▸ WHAT THE TASK ASKS
Within the material below, find each line bearing the word "style" and present it.

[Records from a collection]
::::

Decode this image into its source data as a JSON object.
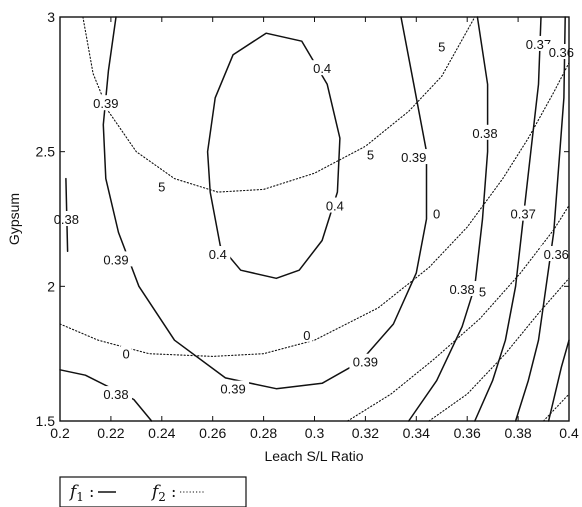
{
  "chart_data": {
    "type": "contour",
    "xlabel": "Leach S/L Ratio",
    "ylabel": "Gypsum",
    "xlim": [
      0.2,
      0.4
    ],
    "ylim": [
      1.5,
      3
    ],
    "x_ticks": [
      "0.2",
      "0.22",
      "0.24",
      "0.26",
      "0.28",
      "0.3",
      "0.32",
      "0.34",
      "0.36",
      "0.38",
      "0.4"
    ],
    "y_ticks": [
      "1.5",
      "2",
      "2.5",
      "3"
    ],
    "grid": false,
    "series": [
      {
        "name": "f1",
        "style": "solid",
        "levels": [
          {
            "level": "0.4",
            "paths": [
              [
                [
                  0.285,
                  2.03
                ],
                [
                  0.271,
                  2.06
                ],
                [
                  0.263,
                  2.15
                ],
                [
                  0.259,
                  2.35
                ],
                [
                  0.258,
                  2.5
                ],
                [
                  0.261,
                  2.7
                ],
                [
                  0.268,
                  2.86
                ],
                [
                  0.281,
                  2.94
                ],
                [
                  0.295,
                  2.91
                ],
                [
                  0.305,
                  2.75
                ],
                [
                  0.31,
                  2.55
                ],
                [
                  0.309,
                  2.35
                ],
                [
                  0.303,
                  2.17
                ],
                [
                  0.294,
                  2.06
                ],
                [
                  0.285,
                  2.03
                ]
              ]
            ]
          },
          {
            "level": "0.39",
            "paths": [
              [
                [
                  0.222,
                  3.0
                ],
                [
                  0.219,
                  2.8
                ],
                [
                  0.217,
                  2.6
                ],
                [
                  0.218,
                  2.4
                ],
                [
                  0.223,
                  2.2
                ],
                [
                  0.231,
                  2.0
                ],
                [
                  0.245,
                  1.8
                ],
                [
                  0.265,
                  1.66
                ],
                [
                  0.285,
                  1.62
                ],
                [
                  0.303,
                  1.64
                ],
                [
                  0.318,
                  1.72
                ],
                [
                  0.331,
                  1.86
                ],
                [
                  0.34,
                  2.05
                ],
                [
                  0.344,
                  2.25
                ],
                [
                  0.344,
                  2.5
                ],
                [
                  0.339,
                  2.75
                ],
                [
                  0.334,
                  3.0
                ]
              ]
            ]
          },
          {
            "level": "0.38",
            "paths": [
              [
                [
                  0.203,
                  2.13
                ],
                [
                  0.2023,
                  2.4
                ]
              ],
              [
                [
                  0.2,
                  1.69
                ],
                [
                  0.21,
                  1.67
                ],
                [
                  0.229,
                  1.58
                ],
                [
                  0.236,
                  1.5
                ]
              ],
              [
                [
                  0.364,
                  3.0
                ],
                [
                  0.368,
                  2.75
                ],
                [
                  0.368,
                  2.5
                ],
                [
                  0.366,
                  2.25
                ],
                [
                  0.363,
                  2.0
                ],
                [
                  0.358,
                  1.85
                ],
                [
                  0.348,
                  1.65
                ],
                [
                  0.337,
                  1.5
                ]
              ]
            ]
          },
          {
            "level": "0.37",
            "paths": [
              [
                [
                  0.389,
                  3.0
                ],
                [
                  0.388,
                  2.75
                ],
                [
                  0.385,
                  2.5
                ],
                [
                  0.382,
                  2.25
                ],
                [
                  0.379,
                  2.0
                ],
                [
                  0.375,
                  1.8
                ],
                [
                  0.37,
                  1.65
                ],
                [
                  0.363,
                  1.5
                ]
              ]
            ]
          },
          {
            "level": "0.36",
            "paths": [
              [
                [
                  0.3985,
                  3.0
                ],
                [
                  0.398,
                  2.7
                ],
                [
                  0.396,
                  2.45
                ],
                [
                  0.394,
                  2.2
                ],
                [
                  0.391,
                  2.0
                ],
                [
                  0.388,
                  1.8
                ],
                [
                  0.384,
                  1.65
                ],
                [
                  0.379,
                  1.5
                ]
              ]
            ]
          },
          {
            "level": "",
            "paths": [
              [
                [
                  0.4,
                  1.8
                ],
                [
                  0.397,
                  1.7
                ],
                [
                  0.392,
                  1.5
                ]
              ]
            ]
          }
        ]
      },
      {
        "name": "f2",
        "style": "dotted",
        "levels": [
          {
            "level": "5",
            "paths": [
              [
                [
                  0.209,
                  3.0
                ],
                [
                  0.213,
                  2.79
                ],
                [
                  0.219,
                  2.65
                ],
                [
                  0.23,
                  2.5
                ],
                [
                  0.245,
                  2.4
                ],
                [
                  0.262,
                  2.35
                ],
                [
                  0.28,
                  2.36
                ],
                [
                  0.3,
                  2.42
                ],
                [
                  0.32,
                  2.52
                ],
                [
                  0.337,
                  2.65
                ],
                [
                  0.35,
                  2.78
                ],
                [
                  0.363,
                  3.0
                ]
              ],
              [
                [
                  0.313,
                  1.5
                ],
                [
                  0.33,
                  1.6
                ],
                [
                  0.347,
                  1.73
                ],
                [
                  0.365,
                  1.88
                ],
                [
                  0.381,
                  2.05
                ],
                [
                  0.394,
                  2.21
                ],
                [
                  0.4,
                  2.3
                ]
              ]
            ]
          },
          {
            "level": "0",
            "paths": [
              [
                [
                  0.2,
                  1.86
                ],
                [
                  0.215,
                  1.8
                ],
                [
                  0.235,
                  1.75
                ],
                [
                  0.26,
                  1.74
                ],
                [
                  0.28,
                  1.75
                ],
                [
                  0.3,
                  1.8
                ],
                [
                  0.325,
                  1.92
                ],
                [
                  0.345,
                  2.07
                ],
                [
                  0.36,
                  2.22
                ],
                [
                  0.374,
                  2.4
                ],
                [
                  0.384,
                  2.55
                ],
                [
                  0.394,
                  2.72
                ],
                [
                  0.4,
                  2.83
                ]
              ],
              [
                [
                  0.345,
                  1.5
                ],
                [
                  0.36,
                  1.6
                ],
                [
                  0.375,
                  1.75
                ],
                [
                  0.388,
                  1.9
                ],
                [
                  0.4,
                  2.03
                ]
              ]
            ]
          },
          {
            "level": "",
            "paths": [
              [
                [
                  0.39,
                  1.5
                ],
                [
                  0.4,
                  1.6
                ]
              ]
            ]
          }
        ]
      }
    ],
    "contour_labels": [
      {
        "text": "0.4",
        "x": 0.303,
        "y": 2.81,
        "series": "f1"
      },
      {
        "text": "0.4",
        "x": 0.308,
        "y": 2.3,
        "series": "f1"
      },
      {
        "text": "0.4",
        "x": 0.262,
        "y": 2.12,
        "series": "f1"
      },
      {
        "text": "0.39",
        "x": 0.218,
        "y": 2.68,
        "series": "f1"
      },
      {
        "text": "0.39",
        "x": 0.222,
        "y": 2.1,
        "series": "f1"
      },
      {
        "text": "0.39",
        "x": 0.339,
        "y": 2.48,
        "series": "f1"
      },
      {
        "text": "0.39",
        "x": 0.32,
        "y": 1.72,
        "series": "f1"
      },
      {
        "text": "0.39",
        "x": 0.268,
        "y": 1.62,
        "series": "f1"
      },
      {
        "text": "0.38",
        "x": 0.2025,
        "y": 2.25,
        "series": "f1"
      },
      {
        "text": "0.38",
        "x": 0.222,
        "y": 1.6,
        "series": "f1"
      },
      {
        "text": "0.38",
        "x": 0.367,
        "y": 2.57,
        "series": "f1"
      },
      {
        "text": "0.38",
        "x": 0.358,
        "y": 1.99,
        "series": "f1"
      },
      {
        "text": "0.37",
        "x": 0.388,
        "y": 2.9,
        "series": "f1"
      },
      {
        "text": "0.37",
        "x": 0.382,
        "y": 2.27,
        "series": "f1"
      },
      {
        "text": "0.36",
        "x": 0.397,
        "y": 2.87,
        "series": "f1"
      },
      {
        "text": "0.36",
        "x": 0.395,
        "y": 2.12,
        "series": "f1"
      },
      {
        "text": "5",
        "x": 0.35,
        "y": 2.89,
        "series": "f2"
      },
      {
        "text": "5",
        "x": 0.322,
        "y": 2.49,
        "series": "f2"
      },
      {
        "text": "5",
        "x": 0.24,
        "y": 2.37,
        "series": "f2"
      },
      {
        "text": "5",
        "x": 0.366,
        "y": 1.98,
        "series": "f2"
      },
      {
        "text": "0",
        "x": 0.348,
        "y": 2.27,
        "series": "f2"
      },
      {
        "text": "0",
        "x": 0.297,
        "y": 1.82,
        "series": "f2"
      },
      {
        "text": "0",
        "x": 0.226,
        "y": 1.75,
        "series": "f2"
      }
    ],
    "legend": {
      "placement": "below-left",
      "entries": [
        {
          "label": "f",
          "sub": "1",
          "suffix": " :",
          "style": "solid"
        },
        {
          "label": "f",
          "sub": "2",
          "suffix": " :",
          "style": "dotted"
        }
      ]
    }
  },
  "colors": {
    "line": "#111111",
    "background": "#ffffff"
  }
}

::::

▸ PROBLEM SOLUTION
        "style": "solid",
        "style": "dotted",
          "style": "solid"
          "style": "dotted"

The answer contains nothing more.